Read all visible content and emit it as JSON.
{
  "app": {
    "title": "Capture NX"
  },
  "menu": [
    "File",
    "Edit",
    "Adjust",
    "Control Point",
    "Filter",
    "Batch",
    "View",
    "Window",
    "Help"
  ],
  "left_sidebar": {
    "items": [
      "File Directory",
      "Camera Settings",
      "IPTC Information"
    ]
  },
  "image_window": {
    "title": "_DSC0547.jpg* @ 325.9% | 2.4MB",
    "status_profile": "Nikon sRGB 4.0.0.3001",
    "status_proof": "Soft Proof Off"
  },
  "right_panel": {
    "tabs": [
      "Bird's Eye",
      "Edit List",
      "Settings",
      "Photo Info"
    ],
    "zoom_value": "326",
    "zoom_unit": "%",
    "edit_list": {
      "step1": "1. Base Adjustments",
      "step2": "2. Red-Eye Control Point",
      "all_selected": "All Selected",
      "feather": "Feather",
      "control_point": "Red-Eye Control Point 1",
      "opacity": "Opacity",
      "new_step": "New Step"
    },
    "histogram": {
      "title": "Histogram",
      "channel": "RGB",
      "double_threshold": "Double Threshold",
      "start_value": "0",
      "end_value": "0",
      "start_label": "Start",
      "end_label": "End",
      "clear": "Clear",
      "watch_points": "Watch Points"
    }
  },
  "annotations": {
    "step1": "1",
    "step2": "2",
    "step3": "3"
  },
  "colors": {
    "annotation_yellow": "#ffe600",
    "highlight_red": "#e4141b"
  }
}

* * *

# [Exercise objective]
Return every record, word for word.

# [Task answer]
Read all visible content and emit it as JSON.
{
  "app": {
    "title": "Capture NX"
  },
  "menu": [
    "File",
    "Edit",
    "Adjust",
    "Control Point",
    "Filter",
    "Batch",
    "View",
    "Window",
    "Help"
  ],
  "left_sidebar": {
    "items": [
      "File Directory",
      "Camera Settings",
      "IPTC Information"
    ]
  },
  "image_window": {
    "title": "_DSC0547.jpg* @ 325.9% | 2.4MB",
    "status_profile": "Nikon sRGB 4.0.0.3001",
    "status_proof": "Soft Proof Off"
  },
  "right_panel": {
    "tabs": [
      "Bird's Eye",
      "Edit List",
      "Settings",
      "Photo Info"
    ],
    "zoom_value": "326",
    "zoom_unit": "%",
    "edit_list": {
      "step1": "1. Base Adjustments",
      "step2": "2. Red-Eye Control Point",
      "all_selected": "All Selected",
      "feather": "Feather",
      "control_point": "Red-Eye Control Point 1",
      "opacity": "Opacity",
      "new_step": "New Step"
    },
    "histogram": {
      "title": "Histogram",
      "channel": "RGB",
      "double_threshold": "Double Threshold",
      "start_value": "0",
      "end_value": "0",
      "start_label": "Start",
      "end_label": "End",
      "clear": "Clear",
      "watch_points": "Watch Points"
    }
  },
  "annotations": {
    "step1": "1",
    "step2": "2",
    "step3": "3"
  },
  "colors": {
    "annotation_yellow": "#ffe600",
    "highlight_red": "#e4141b"
  }
}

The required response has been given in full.